## Task prompt
Copy out each of the following entries word for word.

## Material for this exercise
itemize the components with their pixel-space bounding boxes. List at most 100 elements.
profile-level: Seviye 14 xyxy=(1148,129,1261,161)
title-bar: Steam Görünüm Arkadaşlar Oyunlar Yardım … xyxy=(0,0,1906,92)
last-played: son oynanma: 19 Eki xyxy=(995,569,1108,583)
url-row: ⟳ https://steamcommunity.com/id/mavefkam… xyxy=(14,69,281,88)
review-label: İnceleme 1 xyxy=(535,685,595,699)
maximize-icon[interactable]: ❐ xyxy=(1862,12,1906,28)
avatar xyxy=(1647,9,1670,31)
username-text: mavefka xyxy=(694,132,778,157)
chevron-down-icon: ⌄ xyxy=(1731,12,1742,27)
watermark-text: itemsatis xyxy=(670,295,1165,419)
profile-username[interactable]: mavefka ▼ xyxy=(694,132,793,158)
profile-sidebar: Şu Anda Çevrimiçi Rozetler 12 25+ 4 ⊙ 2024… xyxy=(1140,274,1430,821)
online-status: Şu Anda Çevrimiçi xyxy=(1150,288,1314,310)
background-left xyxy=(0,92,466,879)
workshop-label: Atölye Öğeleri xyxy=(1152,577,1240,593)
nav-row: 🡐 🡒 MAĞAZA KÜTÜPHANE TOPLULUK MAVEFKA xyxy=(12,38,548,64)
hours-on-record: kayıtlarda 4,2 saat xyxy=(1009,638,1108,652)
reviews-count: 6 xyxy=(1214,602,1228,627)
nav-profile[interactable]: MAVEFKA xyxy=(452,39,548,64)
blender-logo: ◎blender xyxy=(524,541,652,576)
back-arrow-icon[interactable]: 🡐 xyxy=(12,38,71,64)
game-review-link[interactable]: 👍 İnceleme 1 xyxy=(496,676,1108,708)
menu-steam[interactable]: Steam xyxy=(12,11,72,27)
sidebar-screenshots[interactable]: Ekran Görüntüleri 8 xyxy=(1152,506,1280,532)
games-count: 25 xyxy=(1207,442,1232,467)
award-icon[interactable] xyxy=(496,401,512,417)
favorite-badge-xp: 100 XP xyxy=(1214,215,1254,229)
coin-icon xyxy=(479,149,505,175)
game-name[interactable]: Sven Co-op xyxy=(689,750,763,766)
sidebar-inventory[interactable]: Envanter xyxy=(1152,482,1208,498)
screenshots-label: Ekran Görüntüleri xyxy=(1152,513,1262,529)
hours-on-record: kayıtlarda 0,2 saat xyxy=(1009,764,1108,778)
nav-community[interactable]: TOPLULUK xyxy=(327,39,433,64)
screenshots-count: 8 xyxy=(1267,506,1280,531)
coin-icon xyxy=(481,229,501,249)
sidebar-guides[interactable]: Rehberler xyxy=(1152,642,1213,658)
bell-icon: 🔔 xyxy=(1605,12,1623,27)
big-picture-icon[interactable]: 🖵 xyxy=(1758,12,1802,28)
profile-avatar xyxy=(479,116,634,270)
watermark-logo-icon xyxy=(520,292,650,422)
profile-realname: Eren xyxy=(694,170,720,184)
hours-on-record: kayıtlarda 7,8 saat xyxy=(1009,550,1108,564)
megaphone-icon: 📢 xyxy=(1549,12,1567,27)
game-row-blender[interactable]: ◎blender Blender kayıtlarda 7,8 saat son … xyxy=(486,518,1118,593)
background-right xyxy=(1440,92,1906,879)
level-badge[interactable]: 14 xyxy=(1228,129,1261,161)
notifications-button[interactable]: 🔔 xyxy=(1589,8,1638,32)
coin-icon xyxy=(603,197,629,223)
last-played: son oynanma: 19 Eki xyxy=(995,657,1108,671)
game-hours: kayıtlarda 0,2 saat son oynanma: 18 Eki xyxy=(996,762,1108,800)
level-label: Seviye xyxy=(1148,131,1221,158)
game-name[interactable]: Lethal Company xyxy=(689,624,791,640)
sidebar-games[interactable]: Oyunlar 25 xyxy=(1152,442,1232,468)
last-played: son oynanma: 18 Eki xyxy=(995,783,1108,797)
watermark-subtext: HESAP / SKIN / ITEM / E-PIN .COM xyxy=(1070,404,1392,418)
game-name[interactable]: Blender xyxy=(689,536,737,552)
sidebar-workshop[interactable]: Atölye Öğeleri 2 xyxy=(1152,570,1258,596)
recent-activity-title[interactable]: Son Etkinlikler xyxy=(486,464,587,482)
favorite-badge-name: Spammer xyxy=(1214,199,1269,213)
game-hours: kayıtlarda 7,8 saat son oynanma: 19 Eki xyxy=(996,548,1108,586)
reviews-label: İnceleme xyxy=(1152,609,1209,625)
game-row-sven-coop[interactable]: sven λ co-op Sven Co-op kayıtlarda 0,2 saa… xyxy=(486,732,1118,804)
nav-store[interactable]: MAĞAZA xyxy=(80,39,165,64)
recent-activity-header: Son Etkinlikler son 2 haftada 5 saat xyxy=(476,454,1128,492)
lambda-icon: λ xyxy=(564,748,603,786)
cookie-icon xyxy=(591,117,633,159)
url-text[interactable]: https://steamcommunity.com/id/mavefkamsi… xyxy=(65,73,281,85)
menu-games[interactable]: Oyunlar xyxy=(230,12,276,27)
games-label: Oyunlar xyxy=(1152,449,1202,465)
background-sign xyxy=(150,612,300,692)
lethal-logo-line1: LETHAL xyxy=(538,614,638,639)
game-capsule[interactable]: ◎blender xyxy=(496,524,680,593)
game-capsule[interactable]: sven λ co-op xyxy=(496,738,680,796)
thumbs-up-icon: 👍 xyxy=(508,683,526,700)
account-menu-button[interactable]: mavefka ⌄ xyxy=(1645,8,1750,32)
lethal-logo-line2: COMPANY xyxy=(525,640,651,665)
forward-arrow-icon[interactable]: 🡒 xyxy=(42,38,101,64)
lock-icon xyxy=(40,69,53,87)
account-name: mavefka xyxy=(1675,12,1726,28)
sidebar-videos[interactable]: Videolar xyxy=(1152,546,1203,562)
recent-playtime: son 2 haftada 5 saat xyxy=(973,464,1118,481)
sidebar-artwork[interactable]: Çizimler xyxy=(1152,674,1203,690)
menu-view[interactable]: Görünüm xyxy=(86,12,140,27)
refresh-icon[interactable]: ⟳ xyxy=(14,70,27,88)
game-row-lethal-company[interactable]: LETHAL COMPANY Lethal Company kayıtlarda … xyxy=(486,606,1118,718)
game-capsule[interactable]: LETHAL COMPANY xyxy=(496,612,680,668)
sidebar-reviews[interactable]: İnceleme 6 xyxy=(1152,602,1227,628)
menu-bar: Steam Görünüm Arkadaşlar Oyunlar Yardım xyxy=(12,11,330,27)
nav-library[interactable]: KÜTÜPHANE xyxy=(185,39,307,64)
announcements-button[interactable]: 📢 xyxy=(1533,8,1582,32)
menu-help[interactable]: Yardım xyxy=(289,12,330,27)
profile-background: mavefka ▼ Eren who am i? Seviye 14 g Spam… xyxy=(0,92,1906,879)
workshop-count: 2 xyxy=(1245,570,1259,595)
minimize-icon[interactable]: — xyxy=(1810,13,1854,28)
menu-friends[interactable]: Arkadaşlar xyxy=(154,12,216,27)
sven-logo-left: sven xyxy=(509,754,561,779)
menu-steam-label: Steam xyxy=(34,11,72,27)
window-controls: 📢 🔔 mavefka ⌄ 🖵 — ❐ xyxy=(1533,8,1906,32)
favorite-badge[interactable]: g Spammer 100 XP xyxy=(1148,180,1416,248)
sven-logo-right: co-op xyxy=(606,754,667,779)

## Exercise result
itemize the components with their pixel-space bounding boxes. List at most 100 elements.
profile-level: Seviye 14 xyxy=(1148,129,1261,161)
title-bar: Steam Görünüm Arkadaşlar Oyunlar Yardım … xyxy=(0,0,1906,92)
last-played: son oynanma: 19 Eki xyxy=(995,569,1108,583)
url-row: ⟳ https://steamcommunity.com/id/mavefkam… xyxy=(14,69,281,88)
review-label: İnceleme 1 xyxy=(535,685,595,699)
maximize-icon[interactable]: ❐ xyxy=(1862,12,1906,28)
avatar xyxy=(1647,9,1670,31)
username-text: mavefka xyxy=(694,132,778,157)
chevron-down-icon: ⌄ xyxy=(1731,12,1742,27)
watermark-text: itemsatis xyxy=(670,295,1165,419)
profile-username[interactable]: mavefka ▼ xyxy=(694,132,793,158)
profile-sidebar: Şu Anda Çevrimiçi Rozetler 12 25+ 4 ⊙ 2024… xyxy=(1140,274,1430,821)
online-status: Şu Anda Çevrimiçi xyxy=(1150,288,1314,310)
background-left xyxy=(0,92,466,879)
workshop-label: Atölye Öğeleri xyxy=(1152,577,1240,593)
nav-row: 🡐 🡒 MAĞAZA KÜTÜPHANE TOPLULUK MAVEFKA xyxy=(12,38,548,64)
hours-on-record: kayıtlarda 4,2 saat xyxy=(1009,638,1108,652)
reviews-count: 6 xyxy=(1214,602,1228,627)
nav-profile[interactable]: MAVEFKA xyxy=(452,39,548,64)
blender-logo: ◎blender xyxy=(524,541,652,576)
back-arrow-icon[interactable]: 🡐 xyxy=(12,38,71,64)
game-review-link[interactable]: 👍 İnceleme 1 xyxy=(496,676,1108,708)
menu-steam[interactable]: Steam xyxy=(12,11,72,27)
sidebar-screenshots[interactable]: Ekran Görüntüleri 8 xyxy=(1152,506,1280,532)
games-count: 25 xyxy=(1207,442,1232,467)
award-icon[interactable] xyxy=(496,401,512,417)
favorite-badge-xp: 100 XP xyxy=(1214,215,1254,229)
coin-icon xyxy=(479,149,505,175)
game-name[interactable]: Sven Co-op xyxy=(689,750,763,766)
sidebar-inventory[interactable]: Envanter xyxy=(1152,482,1208,498)
screenshots-label: Ekran Görüntüleri xyxy=(1152,513,1262,529)
hours-on-record: kayıtlarda 0,2 saat xyxy=(1009,764,1108,778)
nav-community[interactable]: TOPLULUK xyxy=(327,39,433,64)
screenshots-count: 8 xyxy=(1267,506,1280,531)
coin-icon xyxy=(481,229,501,249)
sidebar-guides[interactable]: Rehberler xyxy=(1152,642,1213,658)
bell-icon: 🔔 xyxy=(1605,12,1623,27)
big-picture-icon[interactable]: 🖵 xyxy=(1758,12,1802,28)
profile-avatar xyxy=(479,116,634,270)
watermark-logo-icon xyxy=(520,292,650,422)
profile-realname: Eren xyxy=(694,170,720,184)
hours-on-record: kayıtlarda 7,8 saat xyxy=(1009,550,1108,564)
megaphone-icon: 📢 xyxy=(1549,12,1567,27)
game-row-blender[interactable]: ◎blender Blender kayıtlarda 7,8 saat son … xyxy=(486,518,1118,593)
background-right xyxy=(1440,92,1906,879)
level-badge[interactable]: 14 xyxy=(1228,129,1261,161)
notifications-button[interactable]: 🔔 xyxy=(1589,8,1638,32)
coin-icon xyxy=(603,197,629,223)
last-played: son oynanma: 19 Eki xyxy=(995,657,1108,671)
game-hours: kayıtlarda 0,2 saat son oynanma: 18 Eki xyxy=(996,762,1108,800)
level-label: Seviye xyxy=(1148,131,1221,158)
game-name[interactable]: Lethal Company xyxy=(689,624,791,640)
sidebar-games[interactable]: Oyunlar 25 xyxy=(1152,442,1232,468)
last-played: son oynanma: 18 Eki xyxy=(995,783,1108,797)
watermark-subtext: HESAP / SKIN / ITEM / E-PIN .COM xyxy=(1070,404,1392,418)
game-name[interactable]: Blender xyxy=(689,536,737,552)
sidebar-workshop[interactable]: Atölye Öğeleri 2 xyxy=(1152,570,1258,596)
recent-activity-title[interactable]: Son Etkinlikler xyxy=(486,464,587,482)
favorite-badge-name: Spammer xyxy=(1214,199,1269,213)
game-hours: kayıtlarda 7,8 saat son oynanma: 19 Eki xyxy=(996,548,1108,586)
reviews-label: İnceleme xyxy=(1152,609,1209,625)
game-row-sven-coop[interactable]: sven λ co-op Sven Co-op kayıtlarda 0,2 saa… xyxy=(486,732,1118,804)
nav-store[interactable]: MAĞAZA xyxy=(80,39,165,64)
recent-activity-header: Son Etkinlikler son 2 haftada 5 saat xyxy=(476,454,1128,492)
lambda-icon: λ xyxy=(564,748,603,786)
cookie-icon xyxy=(591,117,633,159)
url-text[interactable]: https://steamcommunity.com/id/mavefkamsi… xyxy=(65,73,281,85)
menu-games[interactable]: Oyunlar xyxy=(230,12,276,27)
games-label: Oyunlar xyxy=(1152,449,1202,465)
background-sign xyxy=(150,612,300,692)
lethal-logo-line1: LETHAL xyxy=(538,614,638,639)
game-capsule[interactable]: ◎blender xyxy=(496,524,680,593)
game-capsule[interactable]: sven λ co-op xyxy=(496,738,680,796)
thumbs-up-icon: 👍 xyxy=(508,683,526,700)
account-menu-button[interactable]: mavefka ⌄ xyxy=(1645,8,1750,32)
lethal-logo-line2: COMPANY xyxy=(525,640,651,665)
forward-arrow-icon[interactable]: 🡒 xyxy=(42,38,101,64)
lock-icon xyxy=(40,69,53,87)
account-name: mavefka xyxy=(1675,12,1726,28)
sidebar-videos[interactable]: Videolar xyxy=(1152,546,1203,562)
recent-playtime: son 2 haftada 5 saat xyxy=(973,464,1118,481)
sidebar-artwork[interactable]: Çizimler xyxy=(1152,674,1203,690)
menu-view[interactable]: Görünüm xyxy=(86,12,140,27)
refresh-icon[interactable]: ⟳ xyxy=(14,70,27,88)
game-row-lethal-company[interactable]: LETHAL COMPANY Lethal Company kayıtlarda … xyxy=(486,606,1118,718)
game-capsule[interactable]: LETHAL COMPANY xyxy=(496,612,680,668)
sidebar-reviews[interactable]: İnceleme 6 xyxy=(1152,602,1227,628)
menu-bar: Steam Görünüm Arkadaşlar Oyunlar Yardım xyxy=(12,11,330,27)
nav-library[interactable]: KÜTÜPHANE xyxy=(185,39,307,64)
announcements-button[interactable]: 📢 xyxy=(1533,8,1582,32)
menu-help[interactable]: Yardım xyxy=(289,12,330,27)
profile-background: mavefka ▼ Eren who am i? Seviye 14 g Spam… xyxy=(0,92,1906,879)
workshop-count: 2 xyxy=(1245,570,1259,595)
minimize-icon[interactable]: — xyxy=(1810,13,1854,28)
menu-friends[interactable]: Arkadaşlar xyxy=(154,12,216,27)
sven-logo-left: sven xyxy=(509,754,561,779)
menu-steam-label: Steam xyxy=(34,11,72,27)
window-controls: 📢 🔔 mavefka ⌄ 🖵 — ❐ xyxy=(1533,8,1906,32)
favorite-badge[interactable]: g Spammer 100 XP xyxy=(1148,180,1416,248)
sven-logo-right: co-op xyxy=(606,754,667,779)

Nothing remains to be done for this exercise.